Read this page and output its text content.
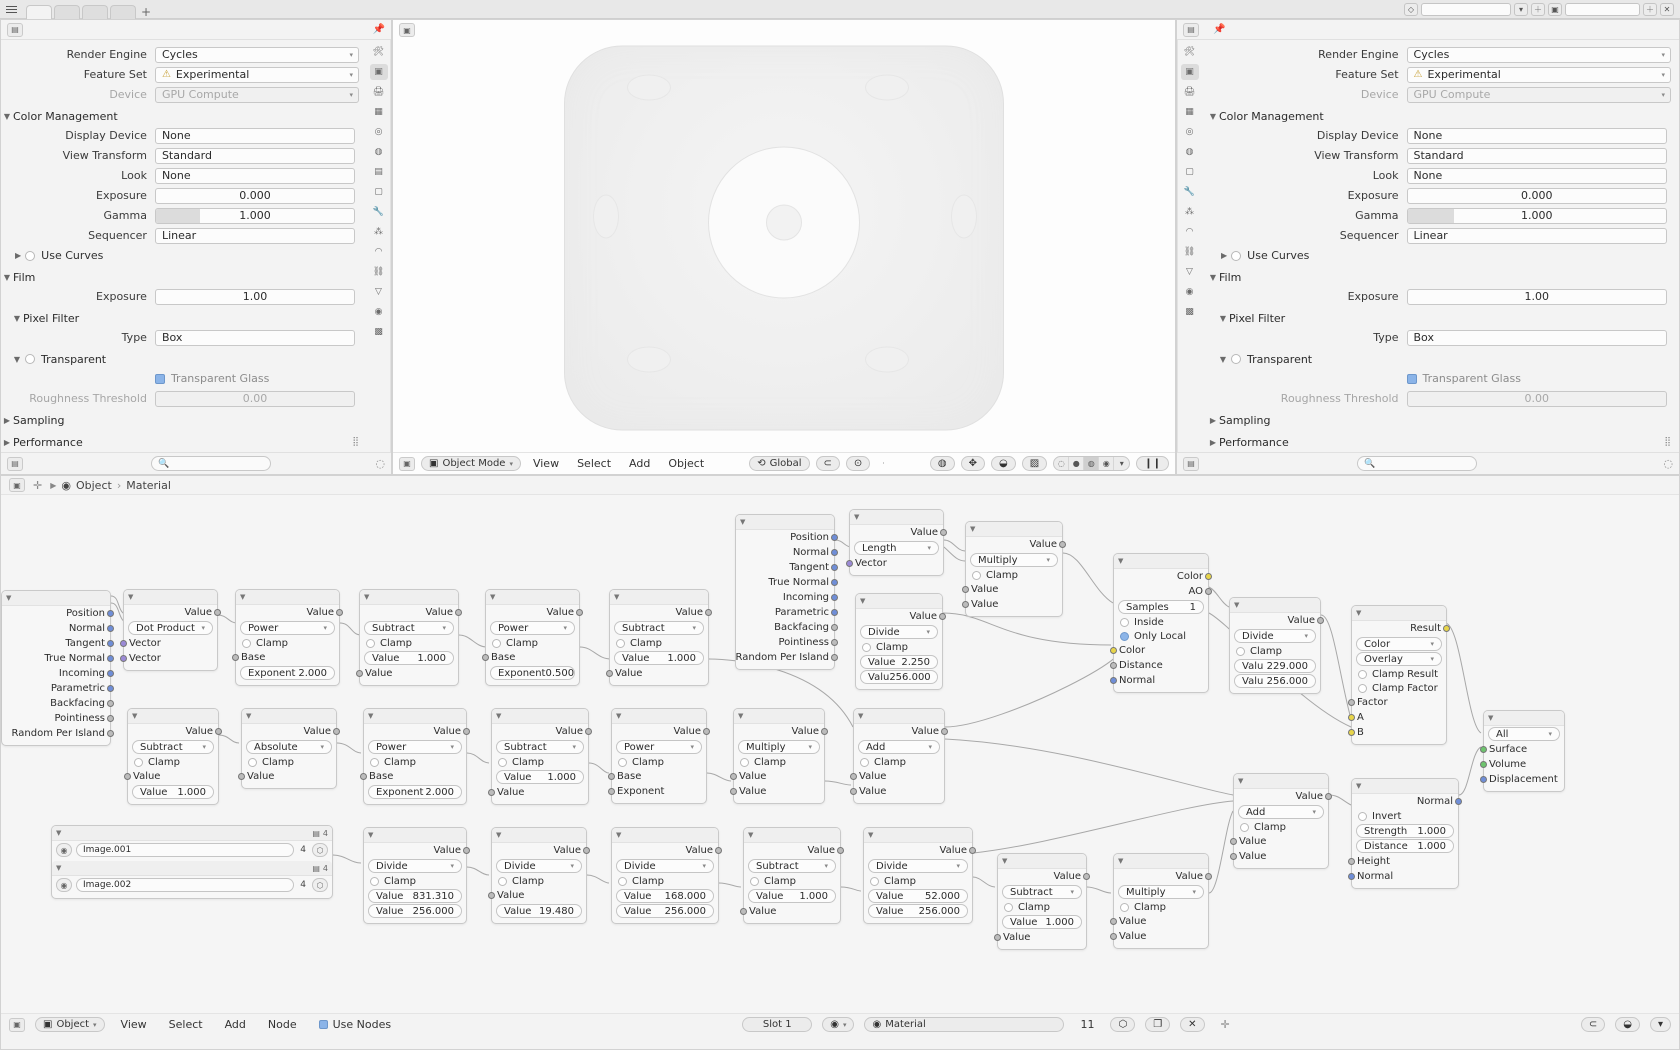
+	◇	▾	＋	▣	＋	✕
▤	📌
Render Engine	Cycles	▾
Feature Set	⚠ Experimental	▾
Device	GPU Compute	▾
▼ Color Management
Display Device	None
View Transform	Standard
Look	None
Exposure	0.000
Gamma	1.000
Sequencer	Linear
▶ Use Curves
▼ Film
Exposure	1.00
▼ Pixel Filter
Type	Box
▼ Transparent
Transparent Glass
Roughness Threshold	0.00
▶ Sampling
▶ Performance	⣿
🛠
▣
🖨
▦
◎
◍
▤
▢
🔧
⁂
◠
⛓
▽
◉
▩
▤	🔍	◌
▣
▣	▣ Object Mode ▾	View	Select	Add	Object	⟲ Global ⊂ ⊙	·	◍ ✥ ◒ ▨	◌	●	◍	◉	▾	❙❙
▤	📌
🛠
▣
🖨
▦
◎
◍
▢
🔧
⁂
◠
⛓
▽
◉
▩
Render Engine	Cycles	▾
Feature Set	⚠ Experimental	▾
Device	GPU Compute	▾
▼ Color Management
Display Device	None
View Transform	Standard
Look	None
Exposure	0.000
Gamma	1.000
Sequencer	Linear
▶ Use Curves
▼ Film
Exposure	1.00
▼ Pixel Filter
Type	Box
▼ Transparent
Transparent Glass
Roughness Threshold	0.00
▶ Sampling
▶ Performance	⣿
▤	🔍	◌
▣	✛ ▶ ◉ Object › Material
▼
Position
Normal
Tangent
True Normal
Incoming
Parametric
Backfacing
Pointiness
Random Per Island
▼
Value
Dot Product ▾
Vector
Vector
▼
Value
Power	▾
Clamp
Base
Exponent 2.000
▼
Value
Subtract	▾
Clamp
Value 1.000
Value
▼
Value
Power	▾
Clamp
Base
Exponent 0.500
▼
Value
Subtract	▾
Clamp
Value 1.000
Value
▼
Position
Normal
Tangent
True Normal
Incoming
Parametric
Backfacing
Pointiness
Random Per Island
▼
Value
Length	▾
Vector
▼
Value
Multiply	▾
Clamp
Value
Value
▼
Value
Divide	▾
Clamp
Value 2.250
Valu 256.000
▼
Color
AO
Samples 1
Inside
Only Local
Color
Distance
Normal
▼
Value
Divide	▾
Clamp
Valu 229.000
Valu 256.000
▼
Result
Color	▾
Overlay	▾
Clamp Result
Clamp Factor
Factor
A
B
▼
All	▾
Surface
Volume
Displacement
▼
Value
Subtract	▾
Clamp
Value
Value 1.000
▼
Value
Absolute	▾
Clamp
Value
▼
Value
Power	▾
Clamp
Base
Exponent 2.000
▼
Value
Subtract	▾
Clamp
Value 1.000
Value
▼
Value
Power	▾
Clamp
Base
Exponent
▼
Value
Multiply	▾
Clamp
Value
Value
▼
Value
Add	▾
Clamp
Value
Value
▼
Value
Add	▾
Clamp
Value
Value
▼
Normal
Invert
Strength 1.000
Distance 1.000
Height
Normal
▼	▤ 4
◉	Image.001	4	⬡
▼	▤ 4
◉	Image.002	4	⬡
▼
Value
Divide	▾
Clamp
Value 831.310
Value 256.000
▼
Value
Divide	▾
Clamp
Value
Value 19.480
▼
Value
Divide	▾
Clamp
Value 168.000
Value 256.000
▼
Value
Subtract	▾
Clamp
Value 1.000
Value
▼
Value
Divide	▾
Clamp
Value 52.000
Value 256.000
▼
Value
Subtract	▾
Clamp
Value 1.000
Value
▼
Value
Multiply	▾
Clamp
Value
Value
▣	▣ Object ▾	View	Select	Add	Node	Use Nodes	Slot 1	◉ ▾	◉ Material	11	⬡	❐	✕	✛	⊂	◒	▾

------------

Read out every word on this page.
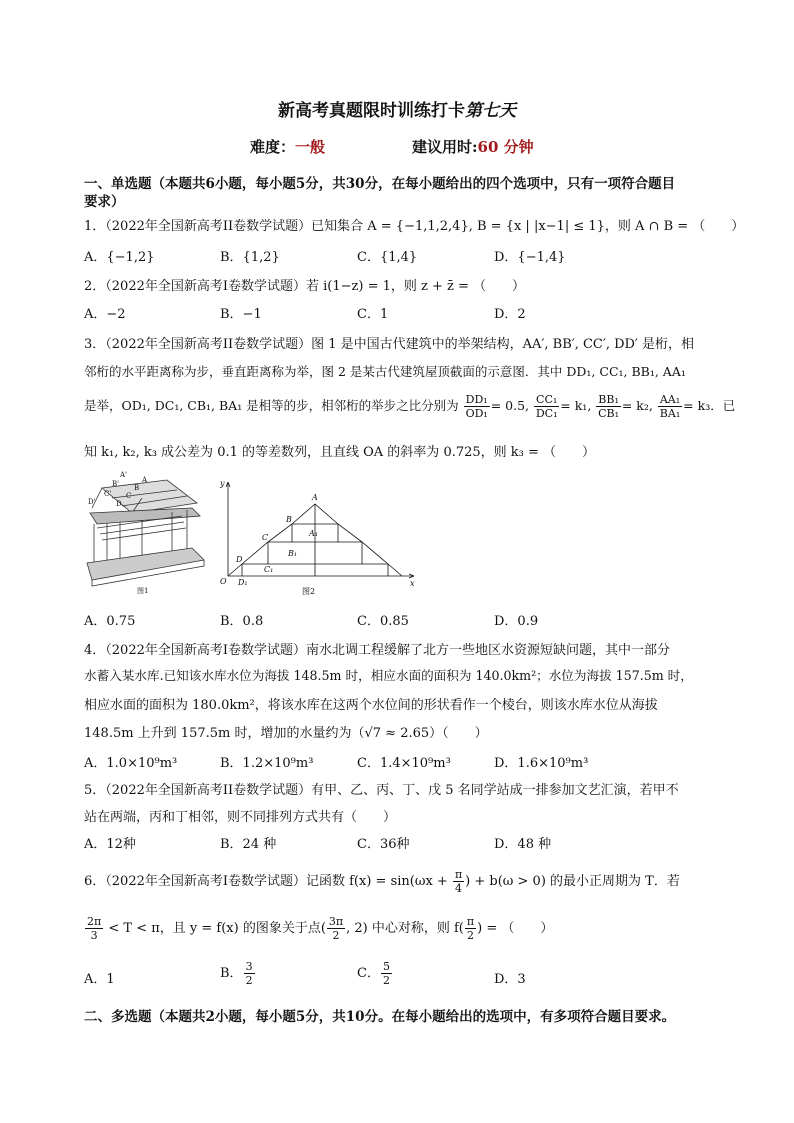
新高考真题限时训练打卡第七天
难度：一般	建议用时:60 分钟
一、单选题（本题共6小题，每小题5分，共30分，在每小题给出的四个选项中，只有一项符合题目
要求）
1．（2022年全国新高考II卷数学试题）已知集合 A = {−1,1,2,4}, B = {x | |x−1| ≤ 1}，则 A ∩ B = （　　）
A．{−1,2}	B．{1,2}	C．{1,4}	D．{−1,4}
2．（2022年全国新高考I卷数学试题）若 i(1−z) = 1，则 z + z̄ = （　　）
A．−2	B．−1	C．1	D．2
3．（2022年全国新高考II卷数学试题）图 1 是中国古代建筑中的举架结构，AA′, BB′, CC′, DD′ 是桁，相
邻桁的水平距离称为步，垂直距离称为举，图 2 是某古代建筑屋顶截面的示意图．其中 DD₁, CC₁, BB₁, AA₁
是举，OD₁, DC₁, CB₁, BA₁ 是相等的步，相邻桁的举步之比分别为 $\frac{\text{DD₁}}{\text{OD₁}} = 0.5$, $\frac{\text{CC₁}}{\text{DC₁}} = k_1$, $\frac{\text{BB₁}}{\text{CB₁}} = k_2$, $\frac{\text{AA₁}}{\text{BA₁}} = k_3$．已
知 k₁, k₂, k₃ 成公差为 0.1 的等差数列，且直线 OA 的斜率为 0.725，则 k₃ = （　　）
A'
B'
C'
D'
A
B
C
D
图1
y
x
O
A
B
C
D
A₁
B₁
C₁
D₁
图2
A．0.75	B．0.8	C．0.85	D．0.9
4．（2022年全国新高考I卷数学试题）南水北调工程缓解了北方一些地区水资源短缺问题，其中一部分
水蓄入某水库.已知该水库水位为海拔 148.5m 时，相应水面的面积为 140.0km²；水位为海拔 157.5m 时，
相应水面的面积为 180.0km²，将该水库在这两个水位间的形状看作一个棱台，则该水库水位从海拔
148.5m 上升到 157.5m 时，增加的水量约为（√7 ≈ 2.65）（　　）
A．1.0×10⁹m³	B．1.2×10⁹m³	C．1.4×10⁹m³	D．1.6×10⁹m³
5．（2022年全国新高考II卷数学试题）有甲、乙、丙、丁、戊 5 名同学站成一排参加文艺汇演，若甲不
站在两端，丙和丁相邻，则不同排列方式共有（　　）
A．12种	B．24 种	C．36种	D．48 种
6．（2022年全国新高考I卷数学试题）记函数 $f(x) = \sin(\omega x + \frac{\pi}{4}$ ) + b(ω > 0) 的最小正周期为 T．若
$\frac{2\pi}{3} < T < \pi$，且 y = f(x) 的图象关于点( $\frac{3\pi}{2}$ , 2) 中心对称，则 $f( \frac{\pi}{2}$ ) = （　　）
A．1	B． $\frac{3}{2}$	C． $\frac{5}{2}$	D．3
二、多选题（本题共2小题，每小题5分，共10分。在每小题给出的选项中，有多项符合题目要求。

------------

● **Objective**
Scan the material above for the word "text". Copy each line where it occurs.

● **Response below**
Read this page and output its text content.
是举，OD₁, DC₁, CB₁, BA₁ 是相等的步，相邻桁的举步之比分别为 $\frac{\text{DD₁}}{\text{OD₁}} = 0.5$, $\frac{\text{CC₁}}{\text{DC₁}} = k_1$, $\frac{\text{BB₁}}{\text{CB₁}} = k_2$, $\frac{\text{AA₁}}{\text{BA₁}} = k_3$．已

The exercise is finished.